- _What the task asks_: Retype each record shown below, leaving every character as it is.

Records from a data collection
* * * * * * *

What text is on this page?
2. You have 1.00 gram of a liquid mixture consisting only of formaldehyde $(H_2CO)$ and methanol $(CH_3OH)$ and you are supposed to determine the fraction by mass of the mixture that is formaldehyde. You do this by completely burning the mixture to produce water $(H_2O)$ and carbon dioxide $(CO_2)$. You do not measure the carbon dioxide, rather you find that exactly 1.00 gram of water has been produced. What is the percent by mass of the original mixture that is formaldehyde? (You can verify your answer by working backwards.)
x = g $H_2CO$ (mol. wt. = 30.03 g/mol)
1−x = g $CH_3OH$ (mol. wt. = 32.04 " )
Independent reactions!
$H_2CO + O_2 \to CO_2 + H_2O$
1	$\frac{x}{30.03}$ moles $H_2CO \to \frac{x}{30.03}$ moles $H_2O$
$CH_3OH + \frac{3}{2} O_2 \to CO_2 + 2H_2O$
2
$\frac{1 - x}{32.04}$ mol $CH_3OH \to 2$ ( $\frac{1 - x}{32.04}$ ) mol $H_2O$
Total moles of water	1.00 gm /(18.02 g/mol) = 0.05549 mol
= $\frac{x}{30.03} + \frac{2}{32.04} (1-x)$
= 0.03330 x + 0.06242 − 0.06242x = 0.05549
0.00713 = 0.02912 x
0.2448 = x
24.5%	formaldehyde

* * * * * * *

- _Output of the task_:
What text is on this page?
2. You have 1.00 gram of a liquid mixture consisting only of formaldehyde $(H_2CO)$ and methanol $(CH_3OH)$ and you are supposed to determine the fraction by mass of the mixture that is formaldehyde. You do this by completely burning the mixture to produce water $(H_2O)$ and carbon dioxide $(CO_2)$. You do not measure the carbon dioxide, rather you find that exactly 1.00 gram of water has been produced. What is the percent by mass of the original mixture that is formaldehyde? (You can verify your answer by working backwards.)
x = g $H_2CO$ (mol. wt. = 30.03 g/mol)
1−x = g $CH_3OH$ (mol. wt. = 32.04 " )
Independent reactions!
$H_2CO + O_2 \to CO_2 + H_2O$
1	$\frac{x}{30.03}$ moles $H_2CO \to \frac{x}{30.03}$ moles $H_2O$
$CH_3OH + \frac{3}{2} O_2 \to CO_2 + 2H_2O$
2
$\frac{1 - x}{32.04}$ mol $CH_3OH \to 2$ ( $\frac{1 - x}{32.04}$ ) mol $H_2O$
Total moles of water	1.00 gm /(18.02 g/mol) = 0.05549 mol
= $\frac{x}{30.03} + \frac{2}{32.04} (1-x)$
= 0.03330 x + 0.06242 − 0.06242x = 0.05549
0.00713 = 0.02912 x
0.2448 = x
24.5%	formaldehyde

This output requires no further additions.